* Stated problem *
Copy all of the records below word for word, leaving out the pictures.

[Spatial layout entries]
__________

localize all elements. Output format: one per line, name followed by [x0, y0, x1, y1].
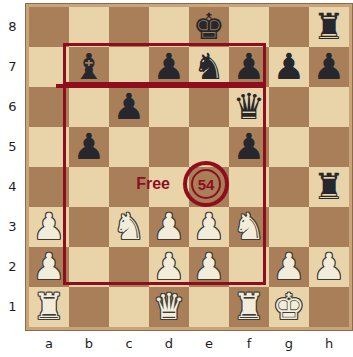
rank-label-5: 5 [0, 127, 25, 167]
square-h3[interactable] [309, 207, 349, 247]
piece-white-pawn-e3[interactable]: ♟ [193, 207, 225, 247]
piece-white-pawn-g2[interactable]: ♟ [273, 247, 305, 287]
square-b2[interactable] [69, 247, 109, 287]
file-label-b: b [69, 333, 109, 355]
piece-white-rook-f1[interactable]: ♜ [233, 287, 265, 327]
rank-label-1: 1 [0, 287, 25, 327]
piece-white-pawn-h2[interactable]: ♟ [313, 247, 345, 287]
square-e1[interactable] [189, 287, 229, 327]
square-c7[interactable] [109, 47, 149, 87]
square-g2[interactable]: ♟ [269, 247, 309, 287]
square-e6[interactable] [189, 87, 229, 127]
square-g6[interactable] [269, 87, 309, 127]
square-d6[interactable] [149, 87, 189, 127]
file-label-g: g [269, 333, 309, 355]
square-h4[interactable]: ♜ [309, 167, 349, 207]
square-g3[interactable] [269, 207, 309, 247]
square-d2[interactable]: ♟ [149, 247, 189, 287]
file-label-e: e [189, 333, 229, 355]
square-b7[interactable]: ♝ [69, 47, 109, 87]
square-g1[interactable]: ♚ [269, 287, 309, 327]
piece-black-pawn-h7[interactable]: ♟ [313, 47, 345, 87]
piece-black-pawn-g7[interactable]: ♟ [273, 47, 305, 87]
square-f3[interactable]: ♞ [229, 207, 269, 247]
square-b6[interactable] [69, 87, 109, 127]
chess-board: ♚♜♝♟♞♟♟♟♟♛♟♟♜♟♞♟♟♞♟♟♟♟♟♜♛♜♚ [29, 7, 349, 327]
square-c5[interactable] [109, 127, 149, 167]
piece-black-bishop-b7[interactable]: ♝ [73, 47, 105, 87]
piece-black-queen-f6[interactable]: ♛ [233, 87, 265, 127]
square-g7[interactable]: ♟ [269, 47, 309, 87]
square-c1[interactable] [109, 287, 149, 327]
file-label-d: d [149, 333, 189, 355]
square-f7[interactable]: ♟ [229, 47, 269, 87]
square-f6[interactable]: ♛ [229, 87, 269, 127]
square-b3[interactable] [69, 207, 109, 247]
rank-label-3: 3 [0, 207, 25, 247]
square-a7[interactable] [29, 47, 69, 87]
piece-white-queen-d1[interactable]: ♛ [153, 287, 185, 327]
square-g5[interactable] [269, 127, 309, 167]
square-h7[interactable]: ♟ [309, 47, 349, 87]
square-e5[interactable] [189, 127, 229, 167]
square-d5[interactable] [149, 127, 189, 167]
piece-white-knight-f3[interactable]: ♞ [233, 207, 265, 247]
square-a1[interactable]: ♜ [29, 287, 69, 327]
file-label-h: h [309, 333, 349, 355]
square-h8[interactable]: ♜ [309, 7, 349, 47]
square-f2[interactable] [229, 247, 269, 287]
square-c6[interactable]: ♟ [109, 87, 149, 127]
piece-white-pawn-a3[interactable]: ♟ [33, 207, 65, 247]
piece-white-rook-a1[interactable]: ♜ [33, 287, 65, 327]
square-a6[interactable] [29, 87, 69, 127]
piece-white-pawn-d3[interactable]: ♟ [153, 207, 185, 247]
square-g8[interactable] [269, 7, 309, 47]
square-c8[interactable] [109, 7, 149, 47]
piece-black-pawn-c6[interactable]: ♟ [113, 87, 145, 127]
rank-label-7: 7 [0, 47, 25, 87]
square-e2[interactable]: ♟ [189, 247, 229, 287]
piece-black-pawn-d7[interactable]: ♟ [153, 47, 185, 87]
piece-white-pawn-a2[interactable]: ♟ [33, 247, 65, 287]
square-c3[interactable]: ♞ [109, 207, 149, 247]
square-f8[interactable] [229, 7, 269, 47]
square-b8[interactable] [69, 7, 109, 47]
square-e3[interactable]: ♟ [189, 207, 229, 247]
square-h2[interactable]: ♟ [309, 247, 349, 287]
square-g4[interactable] [269, 167, 309, 207]
square-e4[interactable] [189, 167, 229, 207]
square-d8[interactable] [149, 7, 189, 47]
piece-black-pawn-f7[interactable]: ♟ [233, 47, 265, 87]
square-a4[interactable] [29, 167, 69, 207]
square-a5[interactable] [29, 127, 69, 167]
board-frame: ♚♜♝♟♞♟♟♟♟♛♟♟♜♟♞♟♟♞♟♟♟♟♟♜♛♜♚ Free 54 [25, 3, 353, 331]
square-d7[interactable]: ♟ [149, 47, 189, 87]
piece-black-pawn-b5[interactable]: ♟ [73, 127, 105, 167]
piece-white-king-g1[interactable]: ♚ [273, 287, 305, 327]
square-b5[interactable]: ♟ [69, 127, 109, 167]
rank-label-6: 6 [0, 87, 25, 127]
piece-black-rook-h4[interactable]: ♜ [313, 167, 345, 207]
square-h6[interactable] [309, 87, 349, 127]
piece-black-king-e8[interactable]: ♚ [193, 7, 225, 47]
piece-white-knight-c3[interactable]: ♞ [113, 207, 145, 247]
square-e8[interactable]: ♚ [189, 7, 229, 47]
square-d1[interactable]: ♛ [149, 287, 189, 327]
piece-black-pawn-f5[interactable]: ♟ [233, 127, 265, 167]
square-a8[interactable] [29, 7, 69, 47]
file-label-row: abcdefgh [29, 333, 349, 355]
piece-black-rook-h8[interactable]: ♜ [313, 7, 345, 47]
square-b1[interactable] [69, 287, 109, 327]
square-e7[interactable]: ♞ [189, 47, 229, 87]
square-a2[interactable]: ♟ [29, 247, 69, 287]
square-c2[interactable] [109, 247, 149, 287]
square-h1[interactable] [309, 287, 349, 327]
rank-label-2: 2 [0, 247, 25, 287]
square-b4[interactable] [69, 167, 109, 207]
square-d4[interactable] [149, 167, 189, 207]
piece-black-knight-e7[interactable]: ♞ [193, 47, 225, 87]
file-label-f: f [229, 333, 269, 355]
square-h5[interactable] [309, 127, 349, 167]
square-f1[interactable]: ♜ [229, 287, 269, 327]
rank-label-column: 87654321 [0, 7, 25, 327]
rank-label-8: 8 [0, 7, 25, 47]
square-d3[interactable]: ♟ [149, 207, 189, 247]
square-f5[interactable]: ♟ [229, 127, 269, 167]
piece-white-pawn-d2[interactable]: ♟ [153, 247, 185, 287]
square-c4[interactable] [109, 167, 149, 207]
rank-label-4: 4 [0, 167, 25, 207]
piece-white-pawn-e2[interactable]: ♟ [193, 247, 225, 287]
chess-board-panel: 87654321 ♚♜♝♟♞♟♟♟♟♛♟♟♜♟♞♟♟♞♟♟♟♟♟♜♛♜♚ Fre… [0, 0, 353, 357]
square-a3[interactable]: ♟ [29, 207, 69, 247]
file-label-a: a [29, 333, 69, 355]
square-f4[interactable] [229, 167, 269, 207]
file-label-c: c [109, 333, 149, 355]
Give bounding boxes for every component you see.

__________

* Solution *
localize all elements. Output format: one per line, name followed by [x0, y0, x1, y1].
rank-label-5: 5 [0, 127, 25, 167]
square-h3[interactable] [309, 207, 349, 247]
piece-white-pawn-e3[interactable]: ♟ [193, 207, 225, 247]
piece-white-pawn-g2[interactable]: ♟ [273, 247, 305, 287]
square-b2[interactable] [69, 247, 109, 287]
file-label-b: b [69, 333, 109, 355]
piece-white-rook-f1[interactable]: ♜ [233, 287, 265, 327]
rank-label-1: 1 [0, 287, 25, 327]
piece-white-pawn-h2[interactable]: ♟ [313, 247, 345, 287]
square-e1[interactable] [189, 287, 229, 327]
square-c7[interactable] [109, 47, 149, 87]
square-g2[interactable]: ♟ [269, 247, 309, 287]
square-e6[interactable] [189, 87, 229, 127]
square-g6[interactable] [269, 87, 309, 127]
square-d6[interactable] [149, 87, 189, 127]
file-label-g: g [269, 333, 309, 355]
square-h4[interactable]: ♜ [309, 167, 349, 207]
square-g3[interactable] [269, 207, 309, 247]
square-d2[interactable]: ♟ [149, 247, 189, 287]
file-label-e: e [189, 333, 229, 355]
square-b7[interactable]: ♝ [69, 47, 109, 87]
square-g1[interactable]: ♚ [269, 287, 309, 327]
piece-black-pawn-h7[interactable]: ♟ [313, 47, 345, 87]
piece-black-pawn-g7[interactable]: ♟ [273, 47, 305, 87]
square-f3[interactable]: ♞ [229, 207, 269, 247]
square-b6[interactable] [69, 87, 109, 127]
chess-board: ♚♜♝♟♞♟♟♟♟♛♟♟♜♟♞♟♟♞♟♟♟♟♟♜♛♜♚ [29, 7, 349, 327]
square-c5[interactable] [109, 127, 149, 167]
piece-black-bishop-b7[interactable]: ♝ [73, 47, 105, 87]
piece-black-queen-f6[interactable]: ♛ [233, 87, 265, 127]
square-g7[interactable]: ♟ [269, 47, 309, 87]
square-c1[interactable] [109, 287, 149, 327]
file-label-d: d [149, 333, 189, 355]
square-f7[interactable]: ♟ [229, 47, 269, 87]
square-f6[interactable]: ♛ [229, 87, 269, 127]
square-b3[interactable] [69, 207, 109, 247]
rank-label-3: 3 [0, 207, 25, 247]
square-a7[interactable] [29, 47, 69, 87]
piece-white-queen-d1[interactable]: ♛ [153, 287, 185, 327]
square-g5[interactable] [269, 127, 309, 167]
square-h7[interactable]: ♟ [309, 47, 349, 87]
square-e5[interactable] [189, 127, 229, 167]
square-d5[interactable] [149, 127, 189, 167]
piece-white-knight-f3[interactable]: ♞ [233, 207, 265, 247]
square-a1[interactable]: ♜ [29, 287, 69, 327]
file-label-h: h [309, 333, 349, 355]
square-h8[interactable]: ♜ [309, 7, 349, 47]
square-f2[interactable] [229, 247, 269, 287]
square-c6[interactable]: ♟ [109, 87, 149, 127]
piece-white-pawn-a3[interactable]: ♟ [33, 207, 65, 247]
piece-white-rook-a1[interactable]: ♜ [33, 287, 65, 327]
square-a6[interactable] [29, 87, 69, 127]
piece-white-pawn-d3[interactable]: ♟ [153, 207, 185, 247]
square-g8[interactable] [269, 7, 309, 47]
square-c8[interactable] [109, 7, 149, 47]
piece-black-pawn-c6[interactable]: ♟ [113, 87, 145, 127]
rank-label-7: 7 [0, 47, 25, 87]
square-e2[interactable]: ♟ [189, 247, 229, 287]
piece-black-pawn-d7[interactable]: ♟ [153, 47, 185, 87]
piece-white-pawn-a2[interactable]: ♟ [33, 247, 65, 287]
square-c3[interactable]: ♞ [109, 207, 149, 247]
square-f8[interactable] [229, 7, 269, 47]
square-b8[interactable] [69, 7, 109, 47]
square-e3[interactable]: ♟ [189, 207, 229, 247]
square-h2[interactable]: ♟ [309, 247, 349, 287]
square-g4[interactable] [269, 167, 309, 207]
square-e4[interactable] [189, 167, 229, 207]
square-d8[interactable] [149, 7, 189, 47]
piece-black-pawn-f7[interactable]: ♟ [233, 47, 265, 87]
square-a4[interactable] [29, 167, 69, 207]
square-a5[interactable] [29, 127, 69, 167]
board-frame: ♚♜♝♟♞♟♟♟♟♛♟♟♜♟♞♟♟♞♟♟♟♟♟♜♛♜♚ Free 54 [25, 3, 353, 331]
square-d7[interactable]: ♟ [149, 47, 189, 87]
piece-black-pawn-b5[interactable]: ♟ [73, 127, 105, 167]
piece-white-king-g1[interactable]: ♚ [273, 287, 305, 327]
square-b5[interactable]: ♟ [69, 127, 109, 167]
rank-label-6: 6 [0, 87, 25, 127]
piece-black-rook-h4[interactable]: ♜ [313, 167, 345, 207]
square-h6[interactable] [309, 87, 349, 127]
piece-black-king-e8[interactable]: ♚ [193, 7, 225, 47]
piece-white-knight-c3[interactable]: ♞ [113, 207, 145, 247]
square-e8[interactable]: ♚ [189, 7, 229, 47]
square-d1[interactable]: ♛ [149, 287, 189, 327]
piece-black-pawn-f5[interactable]: ♟ [233, 127, 265, 167]
square-a8[interactable] [29, 7, 69, 47]
file-label-row: abcdefgh [29, 333, 349, 355]
piece-black-rook-h8[interactable]: ♜ [313, 7, 345, 47]
square-b1[interactable] [69, 287, 109, 327]
square-e7[interactable]: ♞ [189, 47, 229, 87]
square-a2[interactable]: ♟ [29, 247, 69, 287]
square-c2[interactable] [109, 247, 149, 287]
square-h1[interactable] [309, 287, 349, 327]
rank-label-2: 2 [0, 247, 25, 287]
square-b4[interactable] [69, 167, 109, 207]
square-d4[interactable] [149, 167, 189, 207]
piece-black-knight-e7[interactable]: ♞ [193, 47, 225, 87]
file-label-f: f [229, 333, 269, 355]
square-h5[interactable] [309, 127, 349, 167]
square-f1[interactable]: ♜ [229, 287, 269, 327]
rank-label-column: 87654321 [0, 7, 25, 327]
rank-label-8: 8 [0, 7, 25, 47]
square-d3[interactable]: ♟ [149, 207, 189, 247]
square-f5[interactable]: ♟ [229, 127, 269, 167]
piece-white-pawn-d2[interactable]: ♟ [153, 247, 185, 287]
square-c4[interactable] [109, 167, 149, 207]
rank-label-4: 4 [0, 167, 25, 207]
piece-white-pawn-e2[interactable]: ♟ [193, 247, 225, 287]
chess-board-panel: 87654321 ♚♜♝♟♞♟♟♟♟♛♟♟♜♟♞♟♟♞♟♟♟♟♟♜♛♜♚ Fre… [0, 0, 353, 357]
square-a3[interactable]: ♟ [29, 207, 69, 247]
file-label-a: a [29, 333, 69, 355]
square-f4[interactable] [229, 167, 269, 207]
file-label-c: c [109, 333, 149, 355]
Give bounding boxes for every component you see.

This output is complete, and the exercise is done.